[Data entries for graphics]
----

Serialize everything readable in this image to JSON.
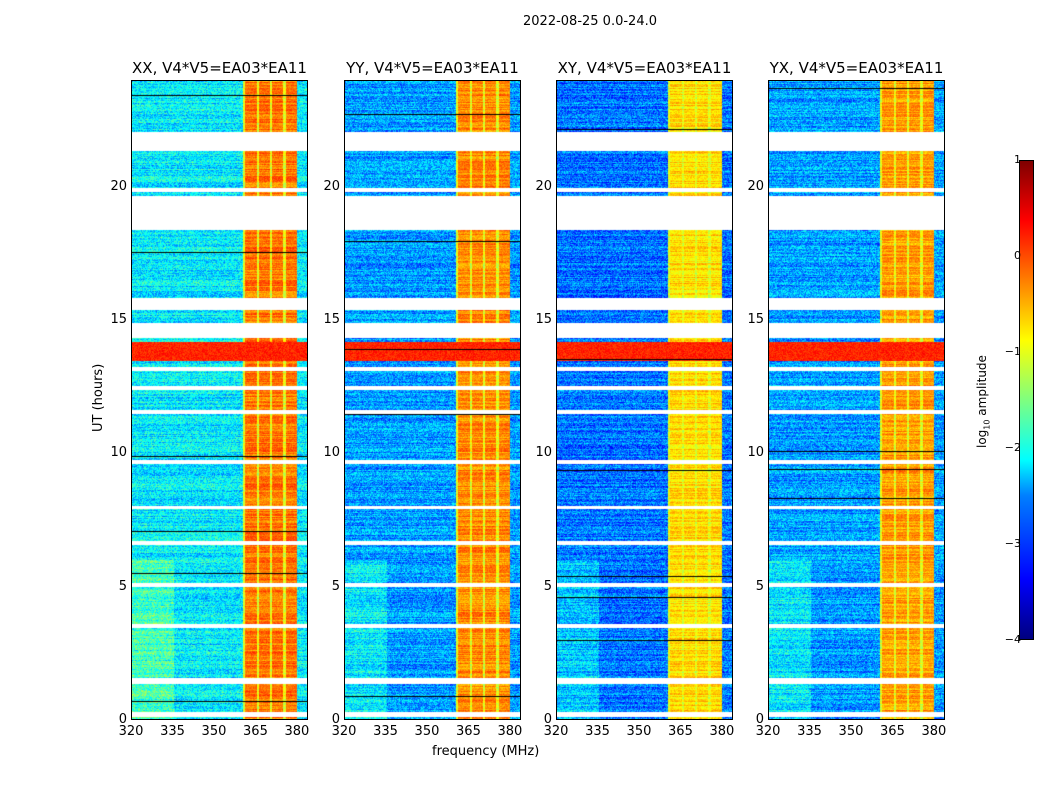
{
  "suptitle": "2022-08-25 0.0-24.0",
  "chart_data": {
    "type": "heatmap",
    "title": "2022-08-25 0.0-24.0",
    "xlabel": "frequency (MHz)",
    "ylabel": "UT (hours)",
    "xlim": [
      320,
      384
    ],
    "ylim": [
      0,
      24
    ],
    "xticks": [
      "320",
      "335",
      "350",
      "365",
      "380"
    ],
    "xtick_values": [
      320,
      335,
      350,
      365,
      380
    ],
    "yticks": [
      "0",
      "5",
      "10",
      "15",
      "20"
    ],
    "ytick_values": [
      0,
      5,
      10,
      15,
      20
    ],
    "panels": [
      {
        "title": "XX, V4*V5=EA03*EA11",
        "base_level": -2.2,
        "rfi_level": -0.2
      },
      {
        "title": "YY, V4*V5=EA03*EA11",
        "base_level": -2.6,
        "rfi_level": -0.3
      },
      {
        "title": "XY, V4*V5=EA03*EA11",
        "base_level": -2.8,
        "rfi_level": -0.7
      },
      {
        "title": "YX, V4*V5=EA03*EA11",
        "base_level": -2.6,
        "rfi_level": -0.4
      }
    ],
    "rfi_band_mhz": [
      360.5,
      380
    ],
    "flagged_hours": [
      [
        0.1,
        0.3
      ],
      [
        1.35,
        1.57
      ],
      [
        3.45,
        3.6
      ],
      [
        5.0,
        5.15
      ],
      [
        6.55,
        6.7
      ],
      [
        7.9,
        8.05
      ],
      [
        9.6,
        9.75
      ],
      [
        11.5,
        11.65
      ],
      [
        12.4,
        12.55
      ],
      [
        13.1,
        13.25
      ],
      [
        14.35,
        14.9
      ],
      [
        15.4,
        15.85
      ],
      [
        18.4,
        19.7
      ],
      [
        19.85,
        20.0
      ],
      [
        21.4,
        22.1
      ]
    ],
    "bright_hours": [
      13.5,
      14.2
    ],
    "colorbar": {
      "label": "log10 amplitude",
      "range": [
        -4,
        1
      ],
      "ticks": [
        "1",
        "0",
        "−1",
        "−2",
        "−3",
        "−4"
      ],
      "colormap": "jet"
    }
  }
}
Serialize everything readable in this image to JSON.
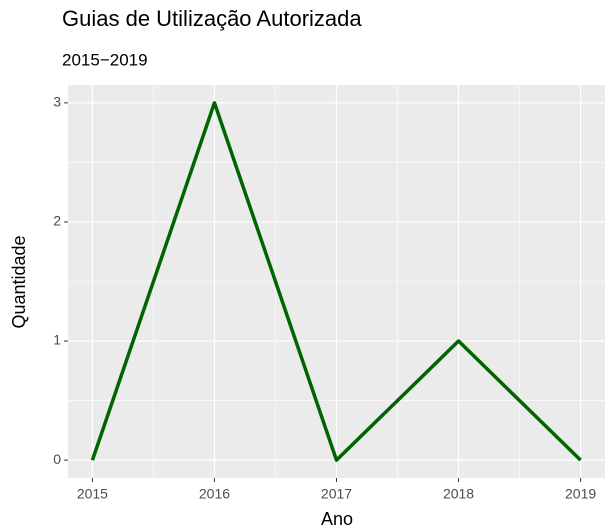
{
  "chart_data": {
    "type": "line",
    "title": "Guias de Utilização Autorizada",
    "subtitle": "2015−2019",
    "x_label": "Ano",
    "y_label": "Quantidade",
    "x": [
      2015,
      2016,
      2017,
      2018,
      2019
    ],
    "series": [
      {
        "name": "Quantidade",
        "color": "#006400",
        "values": [
          0,
          3,
          0,
          1,
          0
        ]
      }
    ],
    "xlim": [
      2014.8,
      2019.2
    ],
    "xticks": [
      2015,
      2016,
      2017,
      2018,
      2019
    ],
    "ylim": [
      -0.15,
      3.15
    ],
    "yticks": [
      0,
      1,
      2,
      3
    ],
    "grid": true
  }
}
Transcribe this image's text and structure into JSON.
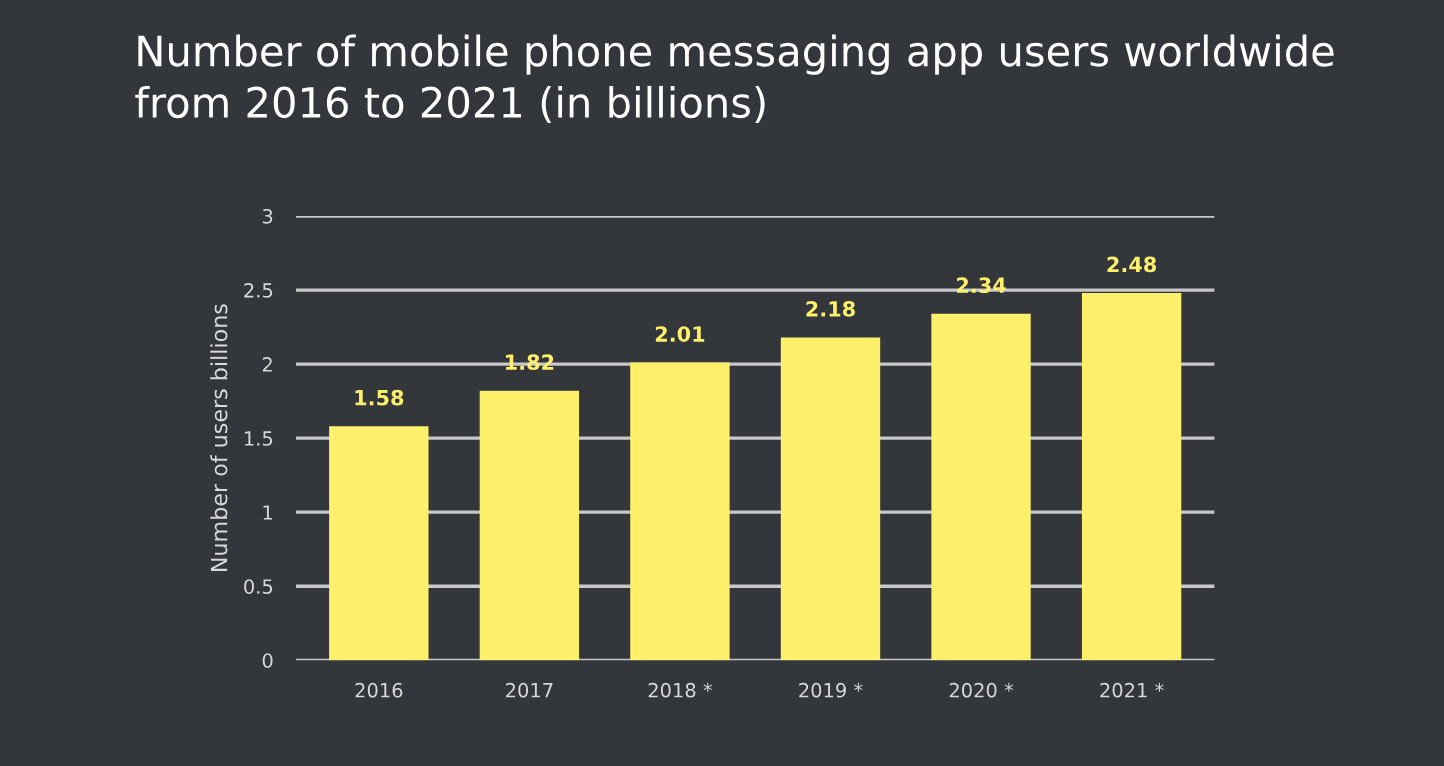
{
  "chart_data": {
    "type": "bar",
    "title": "Number of mobile phone messaging app users worldwide\nfrom 2016 to 2021 (in billions)",
    "ylabel": "Number of users billions",
    "categories": [
      "2016",
      "2017",
      "2018 *",
      "2019 *",
      "2020 *",
      "2021 *"
    ],
    "values": [
      1.58,
      1.82,
      2.01,
      2.18,
      2.34,
      2.48
    ],
    "color": "#fff06b",
    "ylim": [
      0,
      3
    ],
    "yticks": [
      0,
      0.5,
      1,
      1.5,
      2,
      2.5,
      3
    ],
    "grid": "y",
    "data_labels": true
  }
}
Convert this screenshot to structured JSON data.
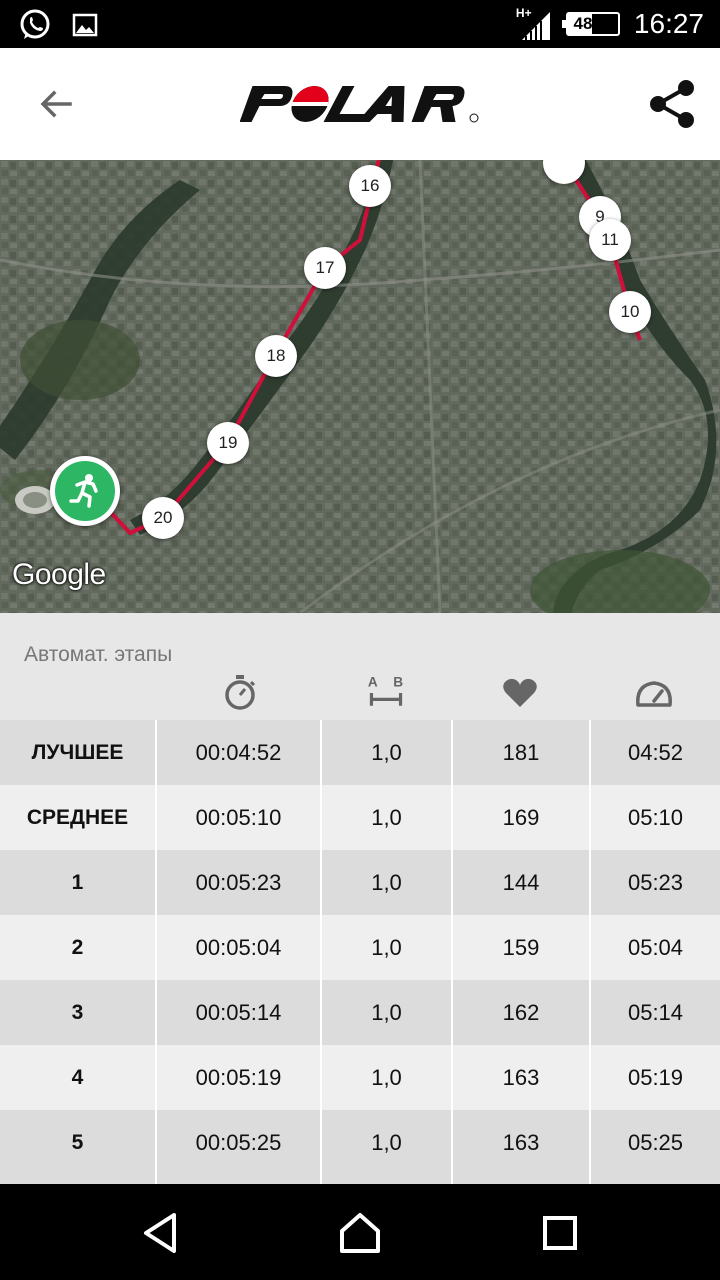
{
  "status_bar": {
    "time": "16:27",
    "battery_percent": "48 %",
    "battery_level": 0.48,
    "network": "H+"
  },
  "app_bar": {
    "logo_text": "POLAR",
    "back_icon": "arrow-left-icon",
    "share_icon": "share-icon"
  },
  "map": {
    "attribution": "Google",
    "route_color": "#d0103a",
    "start_color": "#2db664",
    "markers": [
      "16",
      "17",
      "18",
      "19",
      "20",
      "9",
      "11",
      "10"
    ]
  },
  "laps": {
    "title": "Автомат. этапы",
    "column_icons": [
      "stopwatch-icon",
      "distance-icon",
      "heart-icon",
      "speedometer-icon"
    ],
    "rows": [
      {
        "label": "ЛУЧШЕЕ",
        "time": "00:04:52",
        "distance": "1,0",
        "hr": "181",
        "pace": "04:52"
      },
      {
        "label": "СРЕДНЕЕ",
        "time": "00:05:10",
        "distance": "1,0",
        "hr": "169",
        "pace": "05:10"
      },
      {
        "label": "1",
        "time": "00:05:23",
        "distance": "1,0",
        "hr": "144",
        "pace": "05:23"
      },
      {
        "label": "2",
        "time": "00:05:04",
        "distance": "1,0",
        "hr": "159",
        "pace": "05:04"
      },
      {
        "label": "3",
        "time": "00:05:14",
        "distance": "1,0",
        "hr": "162",
        "pace": "05:14"
      },
      {
        "label": "4",
        "time": "00:05:19",
        "distance": "1,0",
        "hr": "163",
        "pace": "05:19"
      },
      {
        "label": "5",
        "time": "00:05:25",
        "distance": "1,0",
        "hr": "163",
        "pace": "05:25"
      }
    ]
  },
  "nav_bar": {
    "icons": [
      "back-triangle-icon",
      "home-icon",
      "recents-icon"
    ]
  }
}
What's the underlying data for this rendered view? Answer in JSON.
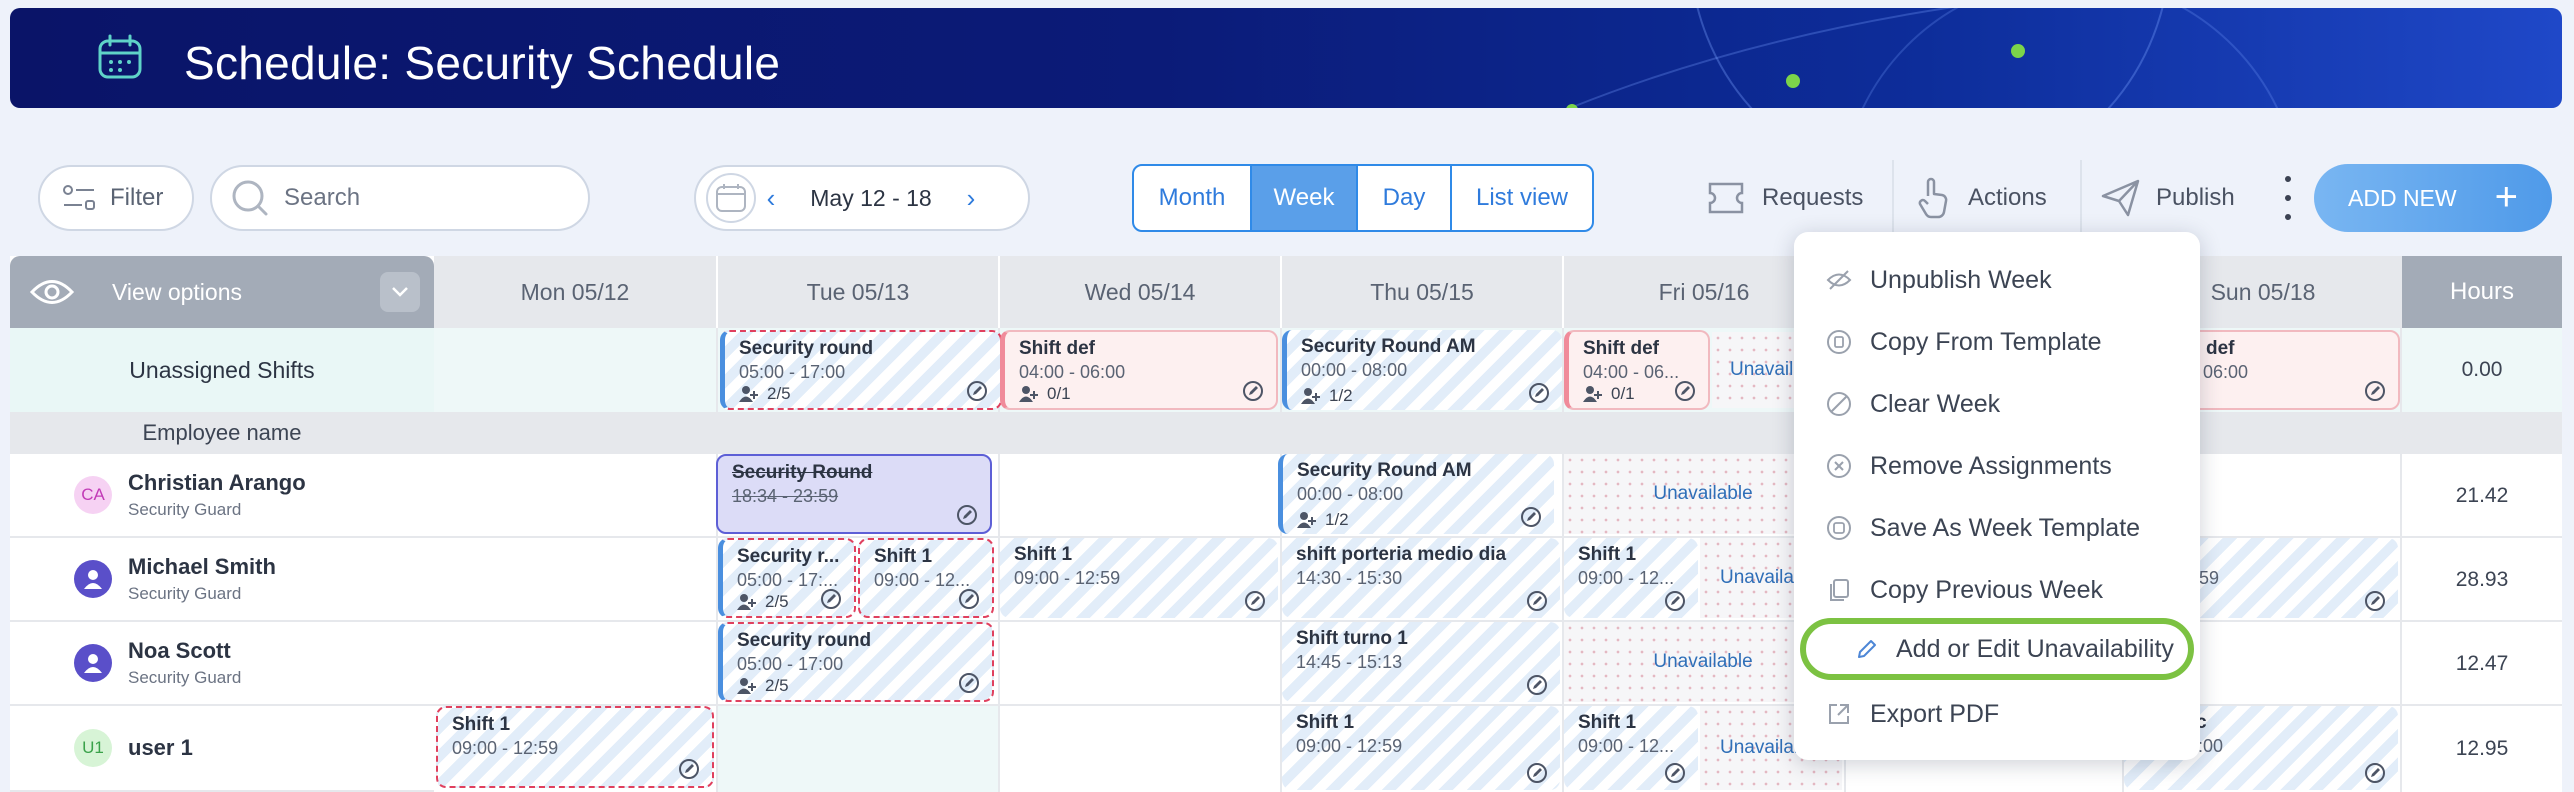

----

*WHAT THE TASK ASKS*: Track down every line holding the string "pace" and copy it.

*TASK OUTPUT*:
        "pace": "04:52"
        "pace": "05:10"
        "pace": "05:23"
        "pace": "05:04"
        "pace": "05:14"
        "pace": "05:19"
        "pace": "05:25"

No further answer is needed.